-- Start Source records --

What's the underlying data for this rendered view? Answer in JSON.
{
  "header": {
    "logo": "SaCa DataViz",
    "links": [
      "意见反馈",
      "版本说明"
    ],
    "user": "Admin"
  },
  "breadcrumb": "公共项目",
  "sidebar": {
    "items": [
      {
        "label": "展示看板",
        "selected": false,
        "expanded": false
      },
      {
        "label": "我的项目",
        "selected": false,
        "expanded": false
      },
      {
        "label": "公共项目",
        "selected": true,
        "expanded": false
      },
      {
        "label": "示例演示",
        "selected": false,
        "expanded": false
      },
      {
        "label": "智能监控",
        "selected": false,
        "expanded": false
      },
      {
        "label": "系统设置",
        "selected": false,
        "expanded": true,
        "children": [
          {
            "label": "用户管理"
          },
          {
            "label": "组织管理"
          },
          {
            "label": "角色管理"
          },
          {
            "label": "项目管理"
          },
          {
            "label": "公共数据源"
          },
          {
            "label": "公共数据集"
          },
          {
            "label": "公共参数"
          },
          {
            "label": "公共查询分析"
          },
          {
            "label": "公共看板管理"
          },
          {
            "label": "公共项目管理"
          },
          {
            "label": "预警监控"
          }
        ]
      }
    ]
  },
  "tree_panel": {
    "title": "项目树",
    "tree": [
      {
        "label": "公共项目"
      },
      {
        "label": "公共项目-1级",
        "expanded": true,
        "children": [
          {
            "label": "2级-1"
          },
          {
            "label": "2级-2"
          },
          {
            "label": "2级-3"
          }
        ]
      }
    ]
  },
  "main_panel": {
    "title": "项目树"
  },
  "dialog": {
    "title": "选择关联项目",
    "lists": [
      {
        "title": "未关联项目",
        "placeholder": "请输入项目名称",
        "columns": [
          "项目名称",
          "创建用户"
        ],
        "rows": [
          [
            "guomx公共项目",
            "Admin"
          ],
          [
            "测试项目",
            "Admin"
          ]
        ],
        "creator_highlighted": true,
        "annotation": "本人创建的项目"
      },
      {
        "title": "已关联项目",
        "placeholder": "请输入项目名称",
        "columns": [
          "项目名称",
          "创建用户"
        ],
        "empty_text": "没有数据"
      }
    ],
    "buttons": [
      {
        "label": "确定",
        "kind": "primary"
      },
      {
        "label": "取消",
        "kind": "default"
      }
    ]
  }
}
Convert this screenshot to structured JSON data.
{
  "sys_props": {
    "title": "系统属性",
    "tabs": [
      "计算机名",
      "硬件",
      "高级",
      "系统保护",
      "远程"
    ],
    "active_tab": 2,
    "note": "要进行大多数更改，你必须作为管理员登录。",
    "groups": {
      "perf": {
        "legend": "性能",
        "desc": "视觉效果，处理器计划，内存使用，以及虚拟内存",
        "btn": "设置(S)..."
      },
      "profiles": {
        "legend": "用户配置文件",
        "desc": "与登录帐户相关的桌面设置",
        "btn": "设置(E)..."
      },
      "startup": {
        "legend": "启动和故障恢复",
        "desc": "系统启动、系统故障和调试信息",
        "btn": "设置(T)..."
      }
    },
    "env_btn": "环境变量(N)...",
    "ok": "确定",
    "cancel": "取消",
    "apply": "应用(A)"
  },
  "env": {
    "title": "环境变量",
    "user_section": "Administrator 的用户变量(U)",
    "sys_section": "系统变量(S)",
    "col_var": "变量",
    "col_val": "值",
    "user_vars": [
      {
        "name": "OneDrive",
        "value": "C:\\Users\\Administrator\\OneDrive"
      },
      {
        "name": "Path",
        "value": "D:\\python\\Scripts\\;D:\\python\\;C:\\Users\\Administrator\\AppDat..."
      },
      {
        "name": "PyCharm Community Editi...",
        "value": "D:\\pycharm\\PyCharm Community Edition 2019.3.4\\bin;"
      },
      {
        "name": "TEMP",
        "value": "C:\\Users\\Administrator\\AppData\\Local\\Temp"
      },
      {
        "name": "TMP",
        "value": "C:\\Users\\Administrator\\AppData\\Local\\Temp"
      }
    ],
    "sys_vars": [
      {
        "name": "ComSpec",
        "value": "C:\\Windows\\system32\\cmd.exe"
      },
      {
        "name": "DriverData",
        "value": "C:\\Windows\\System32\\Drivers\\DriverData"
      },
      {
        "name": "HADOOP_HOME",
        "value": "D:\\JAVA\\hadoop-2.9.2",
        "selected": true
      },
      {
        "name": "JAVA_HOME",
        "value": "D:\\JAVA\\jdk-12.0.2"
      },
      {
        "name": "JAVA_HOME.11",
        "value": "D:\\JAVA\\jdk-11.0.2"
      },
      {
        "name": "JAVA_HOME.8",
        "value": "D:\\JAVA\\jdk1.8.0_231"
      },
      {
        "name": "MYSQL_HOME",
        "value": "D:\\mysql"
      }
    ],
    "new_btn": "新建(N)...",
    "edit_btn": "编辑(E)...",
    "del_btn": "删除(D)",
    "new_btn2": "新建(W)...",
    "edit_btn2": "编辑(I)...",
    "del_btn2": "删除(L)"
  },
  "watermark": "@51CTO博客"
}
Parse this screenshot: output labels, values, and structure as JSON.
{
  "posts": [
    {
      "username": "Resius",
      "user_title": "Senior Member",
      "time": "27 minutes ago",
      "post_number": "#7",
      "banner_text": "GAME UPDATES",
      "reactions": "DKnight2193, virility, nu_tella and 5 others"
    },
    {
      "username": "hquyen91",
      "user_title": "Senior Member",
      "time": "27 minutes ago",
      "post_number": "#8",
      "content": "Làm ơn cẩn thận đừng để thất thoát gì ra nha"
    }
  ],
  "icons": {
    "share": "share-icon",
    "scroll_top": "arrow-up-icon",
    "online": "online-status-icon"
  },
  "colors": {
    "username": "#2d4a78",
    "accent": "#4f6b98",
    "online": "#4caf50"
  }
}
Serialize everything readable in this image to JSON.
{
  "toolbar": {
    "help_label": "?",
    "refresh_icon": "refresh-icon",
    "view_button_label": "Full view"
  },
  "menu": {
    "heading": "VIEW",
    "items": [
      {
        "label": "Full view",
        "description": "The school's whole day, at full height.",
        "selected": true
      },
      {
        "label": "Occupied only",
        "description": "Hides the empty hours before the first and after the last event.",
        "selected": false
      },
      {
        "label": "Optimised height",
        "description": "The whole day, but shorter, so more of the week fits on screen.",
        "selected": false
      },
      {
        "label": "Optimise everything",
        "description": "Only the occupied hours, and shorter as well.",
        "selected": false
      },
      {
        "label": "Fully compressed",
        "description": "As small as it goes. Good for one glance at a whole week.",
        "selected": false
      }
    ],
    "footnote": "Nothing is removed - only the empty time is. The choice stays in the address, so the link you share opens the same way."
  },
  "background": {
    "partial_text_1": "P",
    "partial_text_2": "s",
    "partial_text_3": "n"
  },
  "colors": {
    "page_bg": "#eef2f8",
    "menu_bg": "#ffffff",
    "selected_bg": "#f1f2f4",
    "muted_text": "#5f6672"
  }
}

-- End Source records --

Faithfully reproduce all of the records, character for character.

### Result of this exercise
What's the underlying data for this rendered view? Answer in JSON.
{
  "header": {
    "logo": "SaCa DataViz",
    "links": [
      "意见反馈",
      "版本说明"
    ],
    "user": "Admin"
  },
  "breadcrumb": "公共项目",
  "sidebar": {
    "items": [
      {
        "label": "展示看板",
        "selected": false,
        "expanded": false
      },
      {
        "label": "我的项目",
        "selected": false,
        "expanded": false
      },
      {
        "label": "公共项目",
        "selected": true,
        "expanded": false
      },
      {
        "label": "示例演示",
        "selected": false,
        "expanded": false
      },
      {
        "label": "智能监控",
        "selected": false,
        "expanded": false
      },
      {
        "label": "系统设置",
        "selected": false,
        "expanded": true,
        "children": [
          {
            "label": "用户管理"
          },
          {
            "label": "组织管理"
          },
          {
            "label": "角色管理"
          },
          {
            "label": "项目管理"
          },
          {
            "label": "公共数据源"
          },
          {
            "label": "公共数据集"
          },
          {
            "label": "公共参数"
          },
          {
            "label": "公共查询分析"
          },
          {
            "label": "公共看板管理"
          },
          {
            "label": "公共项目管理"
          },
          {
            "label": "预警监控"
          }
        ]
      }
    ]
  },
  "tree_panel": {
    "title": "项目树",
    "tree": [
      {
        "label": "公共项目"
      },
      {
        "label": "公共项目-1级",
        "expanded": true,
        "children": [
          {
            "label": "2级-1"
          },
          {
            "label": "2级-2"
          },
          {
            "label": "2级-3"
          }
        ]
      }
    ]
  },
  "main_panel": {
    "title": "项目树"
  },
  "dialog": {
    "title": "选择关联项目",
    "lists": [
      {
        "title": "未关联项目",
        "placeholder": "请输入项目名称",
        "columns": [
          "项目名称",
          "创建用户"
        ],
        "rows": [
          [
            "guomx公共项目",
            "Admin"
          ],
          [
            "测试项目",
            "Admin"
          ]
        ],
        "creator_highlighted": true,
        "annotation": "本人创建的项目"
      },
      {
        "title": "已关联项目",
        "placeholder": "请输入项目名称",
        "columns": [
          "项目名称",
          "创建用户"
        ],
        "empty_text": "没有数据"
      }
    ],
    "buttons": [
      {
        "label": "确定",
        "kind": "primary"
      },
      {
        "label": "取消",
        "kind": "default"
      }
    ]
  }
}
Convert this screenshot to structured JSON data.
{
  "sys_props": {
    "title": "系统属性",
    "tabs": [
      "计算机名",
      "硬件",
      "高级",
      "系统保护",
      "远程"
    ],
    "active_tab": 2,
    "note": "要进行大多数更改，你必须作为管理员登录。",
    "groups": {
      "perf": {
        "legend": "性能",
        "desc": "视觉效果，处理器计划，内存使用，以及虚拟内存",
        "btn": "设置(S)..."
      },
      "profiles": {
        "legend": "用户配置文件",
        "desc": "与登录帐户相关的桌面设置",
        "btn": "设置(E)..."
      },
      "startup": {
        "legend": "启动和故障恢复",
        "desc": "系统启动、系统故障和调试信息",
        "btn": "设置(T)..."
      }
    },
    "env_btn": "环境变量(N)...",
    "ok": "确定",
    "cancel": "取消",
    "apply": "应用(A)"
  },
  "env": {
    "title": "环境变量",
    "user_section": "Administrator 的用户变量(U)",
    "sys_section": "系统变量(S)",
    "col_var": "变量",
    "col_val": "值",
    "user_vars": [
      {
        "name": "OneDrive",
        "value": "C:\\Users\\Administrator\\OneDrive"
      },
      {
        "name": "Path",
        "value": "D:\\python\\Scripts\\;D:\\python\\;C:\\Users\\Administrator\\AppDat..."
      },
      {
        "name": "PyCharm Community Editi...",
        "value": "D:\\pycharm\\PyCharm Community Edition 2019.3.4\\bin;"
      },
      {
        "name": "TEMP",
        "value": "C:\\Users\\Administrator\\AppData\\Local\\Temp"
      },
      {
        "name": "TMP",
        "value": "C:\\Users\\Administrator\\AppData\\Local\\Temp"
      }
    ],
    "sys_vars": [
      {
        "name": "ComSpec",
        "value": "C:\\Windows\\system32\\cmd.exe"
      },
      {
        "name": "DriverData",
        "value": "C:\\Windows\\System32\\Drivers\\DriverData"
      },
      {
        "name": "HADOOP_HOME",
        "value": "D:\\JAVA\\hadoop-2.9.2",
        "selected": true
      },
      {
        "name": "JAVA_HOME",
        "value": "D:\\JAVA\\jdk-12.0.2"
      },
      {
        "name": "JAVA_HOME.11",
        "value": "D:\\JAVA\\jdk-11.0.2"
      },
      {
        "name": "JAVA_HOME.8",
        "value": "D:\\JAVA\\jdk1.8.0_231"
      },
      {
        "name": "MYSQL_HOME",
        "value": "D:\\mysql"
      }
    ],
    "new_btn": "新建(N)...",
    "edit_btn": "编辑(E)...",
    "del_btn": "删除(D)",
    "new_btn2": "新建(W)...",
    "edit_btn2": "编辑(I)...",
    "del_btn2": "删除(L)"
  },
  "watermark": "@51CTO博客"
}
Parse this screenshot: output labels, values, and structure as JSON.
{
  "posts": [
    {
      "username": "Resius",
      "user_title": "Senior Member",
      "time": "27 minutes ago",
      "post_number": "#7",
      "banner_text": "GAME UPDATES",
      "reactions": "DKnight2193, virility, nu_tella and 5 others"
    },
    {
      "username": "hquyen91",
      "user_title": "Senior Member",
      "time": "27 minutes ago",
      "post_number": "#8",
      "content": "Làm ơn cẩn thận đừng để thất thoát gì ra nha"
    }
  ],
  "icons": {
    "share": "share-icon",
    "scroll_top": "arrow-up-icon",
    "online": "online-status-icon"
  },
  "colors": {
    "username": "#2d4a78",
    "accent": "#4f6b98",
    "online": "#4caf50"
  }
}
Serialize everything readable in this image to JSON.
{
  "toolbar": {
    "help_label": "?",
    "refresh_icon": "refresh-icon",
    "view_button_label": "Full view"
  },
  "menu": {
    "heading": "VIEW",
    "items": [
      {
        "label": "Full view",
        "description": "The school's whole day, at full height.",
        "selected": true
      },
      {
        "label": "Occupied only",
        "description": "Hides the empty hours before the first and after the last event.",
        "selected": false
      },
      {
        "label": "Optimised height",
        "description": "The whole day, but shorter, so more of the week fits on screen.",
        "selected": false
      },
      {
        "label": "Optimise everything",
        "description": "Only the occupied hours, and shorter as well.",
        "selected": false
      },
      {
        "label": "Fully compressed",
        "description": "As small as it goes. Good for one glance at a whole week.",
        "selected": false
      }
    ],
    "footnote": "Nothing is removed - only the empty time is. The choice stays in the address, so the link you share opens the same way."
  },
  "background": {
    "partial_text_1": "P",
    "partial_text_2": "s",
    "partial_text_3": "n"
  },
  "colors": {
    "page_bg": "#eef2f8",
    "menu_bg": "#ffffff",
    "selected_bg": "#f1f2f4",
    "muted_text": "#5f6672"
  }
}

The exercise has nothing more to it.